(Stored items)
☆ ☆ ☆ ☆ ☆ ☆ ☆

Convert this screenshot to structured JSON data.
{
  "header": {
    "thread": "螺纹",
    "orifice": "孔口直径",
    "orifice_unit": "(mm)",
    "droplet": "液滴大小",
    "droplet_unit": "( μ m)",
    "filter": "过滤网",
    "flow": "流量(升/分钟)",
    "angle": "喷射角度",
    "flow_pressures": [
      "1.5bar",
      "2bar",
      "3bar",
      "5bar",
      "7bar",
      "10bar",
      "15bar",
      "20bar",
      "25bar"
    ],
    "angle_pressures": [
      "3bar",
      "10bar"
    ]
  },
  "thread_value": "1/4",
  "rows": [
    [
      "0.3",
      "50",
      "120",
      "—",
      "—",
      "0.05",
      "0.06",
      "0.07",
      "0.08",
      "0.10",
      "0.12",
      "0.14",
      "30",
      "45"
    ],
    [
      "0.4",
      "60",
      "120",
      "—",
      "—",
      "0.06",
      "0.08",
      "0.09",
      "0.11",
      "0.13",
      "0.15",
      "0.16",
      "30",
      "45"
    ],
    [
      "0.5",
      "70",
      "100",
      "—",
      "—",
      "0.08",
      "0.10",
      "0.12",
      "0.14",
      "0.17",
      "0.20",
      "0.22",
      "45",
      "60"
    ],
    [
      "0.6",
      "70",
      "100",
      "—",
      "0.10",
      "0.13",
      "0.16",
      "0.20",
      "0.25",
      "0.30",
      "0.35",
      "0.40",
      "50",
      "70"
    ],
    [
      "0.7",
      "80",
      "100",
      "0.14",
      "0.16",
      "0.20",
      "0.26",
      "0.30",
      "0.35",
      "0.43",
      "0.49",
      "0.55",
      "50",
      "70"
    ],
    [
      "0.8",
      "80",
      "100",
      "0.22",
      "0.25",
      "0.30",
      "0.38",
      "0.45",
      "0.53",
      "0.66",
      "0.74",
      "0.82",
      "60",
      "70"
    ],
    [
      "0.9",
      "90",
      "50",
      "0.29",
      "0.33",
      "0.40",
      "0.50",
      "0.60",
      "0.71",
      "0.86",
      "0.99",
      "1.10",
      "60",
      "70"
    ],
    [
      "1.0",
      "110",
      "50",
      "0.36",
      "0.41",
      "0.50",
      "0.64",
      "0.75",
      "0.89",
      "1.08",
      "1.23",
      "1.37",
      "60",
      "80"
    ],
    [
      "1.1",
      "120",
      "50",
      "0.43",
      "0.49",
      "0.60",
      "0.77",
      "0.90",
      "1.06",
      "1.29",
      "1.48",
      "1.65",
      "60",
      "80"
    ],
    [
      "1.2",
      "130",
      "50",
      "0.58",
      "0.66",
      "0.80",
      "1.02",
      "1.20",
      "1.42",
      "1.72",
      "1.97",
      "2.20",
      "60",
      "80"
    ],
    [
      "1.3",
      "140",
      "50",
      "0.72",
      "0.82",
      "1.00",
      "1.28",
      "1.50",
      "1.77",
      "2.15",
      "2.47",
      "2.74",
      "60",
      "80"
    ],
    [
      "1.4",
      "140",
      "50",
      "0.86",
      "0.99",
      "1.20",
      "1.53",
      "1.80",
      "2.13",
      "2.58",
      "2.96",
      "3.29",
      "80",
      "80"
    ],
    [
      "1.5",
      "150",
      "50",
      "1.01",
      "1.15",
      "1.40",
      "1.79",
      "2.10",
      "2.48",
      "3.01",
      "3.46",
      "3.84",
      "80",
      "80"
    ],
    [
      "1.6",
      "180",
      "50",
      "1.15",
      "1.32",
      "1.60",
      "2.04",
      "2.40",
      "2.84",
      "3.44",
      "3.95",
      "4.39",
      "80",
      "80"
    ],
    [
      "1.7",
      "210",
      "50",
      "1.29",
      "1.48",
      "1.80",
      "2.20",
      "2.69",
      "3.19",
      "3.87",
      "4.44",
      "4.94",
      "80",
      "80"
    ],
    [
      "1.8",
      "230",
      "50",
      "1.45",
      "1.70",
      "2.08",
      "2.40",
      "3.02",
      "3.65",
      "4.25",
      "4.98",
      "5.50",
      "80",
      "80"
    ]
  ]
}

☆ ☆ ☆ ☆ ☆ ☆ ☆

Retype the listing exactly, in full.

Convert this screenshot to structured JSON data.
{
  "header": {
    "thread": "螺纹",
    "orifice": "孔口直径",
    "orifice_unit": "(mm)",
    "droplet": "液滴大小",
    "droplet_unit": "( μ m)",
    "filter": "过滤网",
    "flow": "流量(升/分钟)",
    "angle": "喷射角度",
    "flow_pressures": [
      "1.5bar",
      "2bar",
      "3bar",
      "5bar",
      "7bar",
      "10bar",
      "15bar",
      "20bar",
      "25bar"
    ],
    "angle_pressures": [
      "3bar",
      "10bar"
    ]
  },
  "thread_value": "1/4",
  "rows": [
    [
      "0.3",
      "50",
      "120",
      "—",
      "—",
      "0.05",
      "0.06",
      "0.07",
      "0.08",
      "0.10",
      "0.12",
      "0.14",
      "30",
      "45"
    ],
    [
      "0.4",
      "60",
      "120",
      "—",
      "—",
      "0.06",
      "0.08",
      "0.09",
      "0.11",
      "0.13",
      "0.15",
      "0.16",
      "30",
      "45"
    ],
    [
      "0.5",
      "70",
      "100",
      "—",
      "—",
      "0.08",
      "0.10",
      "0.12",
      "0.14",
      "0.17",
      "0.20",
      "0.22",
      "45",
      "60"
    ],
    [
      "0.6",
      "70",
      "100",
      "—",
      "0.10",
      "0.13",
      "0.16",
      "0.20",
      "0.25",
      "0.30",
      "0.35",
      "0.40",
      "50",
      "70"
    ],
    [
      "0.7",
      "80",
      "100",
      "0.14",
      "0.16",
      "0.20",
      "0.26",
      "0.30",
      "0.35",
      "0.43",
      "0.49",
      "0.55",
      "50",
      "70"
    ],
    [
      "0.8",
      "80",
      "100",
      "0.22",
      "0.25",
      "0.30",
      "0.38",
      "0.45",
      "0.53",
      "0.66",
      "0.74",
      "0.82",
      "60",
      "70"
    ],
    [
      "0.9",
      "90",
      "50",
      "0.29",
      "0.33",
      "0.40",
      "0.50",
      "0.60",
      "0.71",
      "0.86",
      "0.99",
      "1.10",
      "60",
      "70"
    ],
    [
      "1.0",
      "110",
      "50",
      "0.36",
      "0.41",
      "0.50",
      "0.64",
      "0.75",
      "0.89",
      "1.08",
      "1.23",
      "1.37",
      "60",
      "80"
    ],
    [
      "1.1",
      "120",
      "50",
      "0.43",
      "0.49",
      "0.60",
      "0.77",
      "0.90",
      "1.06",
      "1.29",
      "1.48",
      "1.65",
      "60",
      "80"
    ],
    [
      "1.2",
      "130",
      "50",
      "0.58",
      "0.66",
      "0.80",
      "1.02",
      "1.20",
      "1.42",
      "1.72",
      "1.97",
      "2.20",
      "60",
      "80"
    ],
    [
      "1.3",
      "140",
      "50",
      "0.72",
      "0.82",
      "1.00",
      "1.28",
      "1.50",
      "1.77",
      "2.15",
      "2.47",
      "2.74",
      "60",
      "80"
    ],
    [
      "1.4",
      "140",
      "50",
      "0.86",
      "0.99",
      "1.20",
      "1.53",
      "1.80",
      "2.13",
      "2.58",
      "2.96",
      "3.29",
      "80",
      "80"
    ],
    [
      "1.5",
      "150",
      "50",
      "1.01",
      "1.15",
      "1.40",
      "1.79",
      "2.10",
      "2.48",
      "3.01",
      "3.46",
      "3.84",
      "80",
      "80"
    ],
    [
      "1.6",
      "180",
      "50",
      "1.15",
      "1.32",
      "1.60",
      "2.04",
      "2.40",
      "2.84",
      "3.44",
      "3.95",
      "4.39",
      "80",
      "80"
    ],
    [
      "1.7",
      "210",
      "50",
      "1.29",
      "1.48",
      "1.80",
      "2.20",
      "2.69",
      "3.19",
      "3.87",
      "4.44",
      "4.94",
      "80",
      "80"
    ],
    [
      "1.8",
      "230",
      "50",
      "1.45",
      "1.70",
      "2.08",
      "2.40",
      "3.02",
      "3.65",
      "4.25",
      "4.98",
      "5.50",
      "80",
      "80"
    ]
  ]
}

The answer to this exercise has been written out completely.